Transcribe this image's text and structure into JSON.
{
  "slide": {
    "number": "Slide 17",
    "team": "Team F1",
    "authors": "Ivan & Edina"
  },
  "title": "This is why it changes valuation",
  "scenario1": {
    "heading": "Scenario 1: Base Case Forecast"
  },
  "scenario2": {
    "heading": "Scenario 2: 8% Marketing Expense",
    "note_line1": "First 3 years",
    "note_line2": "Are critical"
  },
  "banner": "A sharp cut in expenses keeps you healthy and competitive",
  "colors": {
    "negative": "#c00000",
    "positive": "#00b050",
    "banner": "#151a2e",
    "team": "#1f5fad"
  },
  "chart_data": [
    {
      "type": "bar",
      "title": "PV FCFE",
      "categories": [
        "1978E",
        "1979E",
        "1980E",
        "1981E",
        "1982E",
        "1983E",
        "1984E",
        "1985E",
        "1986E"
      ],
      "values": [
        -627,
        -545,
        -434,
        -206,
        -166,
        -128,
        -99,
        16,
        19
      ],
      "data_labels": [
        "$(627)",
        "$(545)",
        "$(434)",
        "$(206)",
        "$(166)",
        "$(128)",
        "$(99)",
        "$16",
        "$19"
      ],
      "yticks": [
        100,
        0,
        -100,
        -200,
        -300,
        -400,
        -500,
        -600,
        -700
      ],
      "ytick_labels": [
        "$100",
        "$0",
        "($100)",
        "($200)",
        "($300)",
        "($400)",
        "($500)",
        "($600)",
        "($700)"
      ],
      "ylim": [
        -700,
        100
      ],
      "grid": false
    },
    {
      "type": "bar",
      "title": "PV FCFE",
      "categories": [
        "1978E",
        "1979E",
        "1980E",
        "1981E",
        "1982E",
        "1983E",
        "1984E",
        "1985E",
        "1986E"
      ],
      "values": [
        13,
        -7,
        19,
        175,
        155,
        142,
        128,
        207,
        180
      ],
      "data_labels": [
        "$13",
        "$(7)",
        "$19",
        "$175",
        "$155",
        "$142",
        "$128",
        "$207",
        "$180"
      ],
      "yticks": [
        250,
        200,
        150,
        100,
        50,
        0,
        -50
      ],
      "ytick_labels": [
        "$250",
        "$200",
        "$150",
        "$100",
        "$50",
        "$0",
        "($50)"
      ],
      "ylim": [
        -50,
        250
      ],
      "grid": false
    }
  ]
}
·····
● Stated task
Where a line of the records above holds the word "heading", copy that line.

● The result
    "heading": "Scenario 1: Base Case Forecast"
    "heading": "Scenario 2: 8% Marketing Expense",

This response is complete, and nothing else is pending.